##### Records provided #####

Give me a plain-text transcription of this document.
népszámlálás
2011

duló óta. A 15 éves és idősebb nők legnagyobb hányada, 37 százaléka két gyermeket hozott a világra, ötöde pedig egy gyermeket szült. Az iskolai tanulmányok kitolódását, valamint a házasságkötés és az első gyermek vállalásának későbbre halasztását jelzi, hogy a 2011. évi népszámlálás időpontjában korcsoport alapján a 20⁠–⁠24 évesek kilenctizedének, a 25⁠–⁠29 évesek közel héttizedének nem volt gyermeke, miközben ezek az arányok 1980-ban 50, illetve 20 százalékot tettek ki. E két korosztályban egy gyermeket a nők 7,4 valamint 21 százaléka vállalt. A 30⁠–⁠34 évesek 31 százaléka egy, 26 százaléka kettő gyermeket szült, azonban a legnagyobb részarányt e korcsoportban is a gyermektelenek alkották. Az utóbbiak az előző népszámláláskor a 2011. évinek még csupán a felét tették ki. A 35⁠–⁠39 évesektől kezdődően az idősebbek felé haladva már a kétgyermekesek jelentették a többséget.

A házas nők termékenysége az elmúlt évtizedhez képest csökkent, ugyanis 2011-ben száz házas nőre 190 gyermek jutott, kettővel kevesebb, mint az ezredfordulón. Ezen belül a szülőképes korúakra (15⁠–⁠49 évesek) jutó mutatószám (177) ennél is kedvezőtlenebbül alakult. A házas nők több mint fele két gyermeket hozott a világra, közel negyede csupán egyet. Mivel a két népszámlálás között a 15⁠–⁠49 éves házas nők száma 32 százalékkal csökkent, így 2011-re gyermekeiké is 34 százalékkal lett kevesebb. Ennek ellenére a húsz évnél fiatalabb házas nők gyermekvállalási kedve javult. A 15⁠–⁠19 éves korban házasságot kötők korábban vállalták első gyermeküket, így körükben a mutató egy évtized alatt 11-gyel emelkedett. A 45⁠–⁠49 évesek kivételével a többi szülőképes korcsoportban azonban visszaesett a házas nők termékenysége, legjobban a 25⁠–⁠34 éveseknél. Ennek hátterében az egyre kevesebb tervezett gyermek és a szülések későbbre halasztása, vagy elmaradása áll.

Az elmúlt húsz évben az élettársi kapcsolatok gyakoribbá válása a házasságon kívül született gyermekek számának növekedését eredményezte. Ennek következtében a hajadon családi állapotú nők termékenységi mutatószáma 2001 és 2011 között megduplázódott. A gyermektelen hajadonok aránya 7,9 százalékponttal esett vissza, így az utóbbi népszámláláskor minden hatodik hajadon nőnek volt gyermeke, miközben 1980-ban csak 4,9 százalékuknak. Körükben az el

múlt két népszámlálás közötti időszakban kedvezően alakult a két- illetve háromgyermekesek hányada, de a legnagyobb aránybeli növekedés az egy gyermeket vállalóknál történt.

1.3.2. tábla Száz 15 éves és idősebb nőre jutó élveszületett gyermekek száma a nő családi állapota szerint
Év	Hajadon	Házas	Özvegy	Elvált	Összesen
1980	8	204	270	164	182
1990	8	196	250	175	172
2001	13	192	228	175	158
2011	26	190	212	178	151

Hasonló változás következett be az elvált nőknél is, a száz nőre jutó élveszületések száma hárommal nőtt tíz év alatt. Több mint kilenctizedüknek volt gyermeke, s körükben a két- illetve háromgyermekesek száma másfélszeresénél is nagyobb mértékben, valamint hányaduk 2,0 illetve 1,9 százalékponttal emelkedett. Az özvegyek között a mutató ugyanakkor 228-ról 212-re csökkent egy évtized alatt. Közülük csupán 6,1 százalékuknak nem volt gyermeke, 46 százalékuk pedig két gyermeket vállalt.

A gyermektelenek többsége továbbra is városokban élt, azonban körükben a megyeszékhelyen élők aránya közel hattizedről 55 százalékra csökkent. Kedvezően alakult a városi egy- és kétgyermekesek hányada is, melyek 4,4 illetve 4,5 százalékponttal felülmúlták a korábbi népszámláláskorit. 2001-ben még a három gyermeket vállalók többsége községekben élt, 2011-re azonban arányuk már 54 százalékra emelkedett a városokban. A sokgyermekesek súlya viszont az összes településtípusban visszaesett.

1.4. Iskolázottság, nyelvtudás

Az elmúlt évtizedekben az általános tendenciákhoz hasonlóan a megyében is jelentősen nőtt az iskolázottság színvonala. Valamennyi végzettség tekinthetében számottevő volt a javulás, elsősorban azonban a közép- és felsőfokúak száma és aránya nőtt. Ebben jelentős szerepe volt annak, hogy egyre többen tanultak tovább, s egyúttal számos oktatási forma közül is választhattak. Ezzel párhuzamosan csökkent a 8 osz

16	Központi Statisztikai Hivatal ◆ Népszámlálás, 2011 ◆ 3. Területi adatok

#####

Where a line above includes "gyermekek", copy that line.

▸ **Task result**
Az elmúlt húsz évben az élettársi kapcsolatok gyakoribbá válása a házasságon kívül született gyermekek számának növekedését eredményezte. Ennek következtében a hajadon családi állapotú nők termékenységi mutatószáma 2001 és 2011 között megduplázódott. A gyermektelen hajadonok aránya 7,9 százalékponttal esett vissza, így az utóbbi népszámláláskor minden hatodik hajadon nőnek volt gyermeke, miközben 1980-ban csak 4,9 százalékuknak. Körükben az el
1.3.2. tábla Száz 15 éves és idősebb nőre jutó élveszületett gyermekek száma a nő családi állapota szerint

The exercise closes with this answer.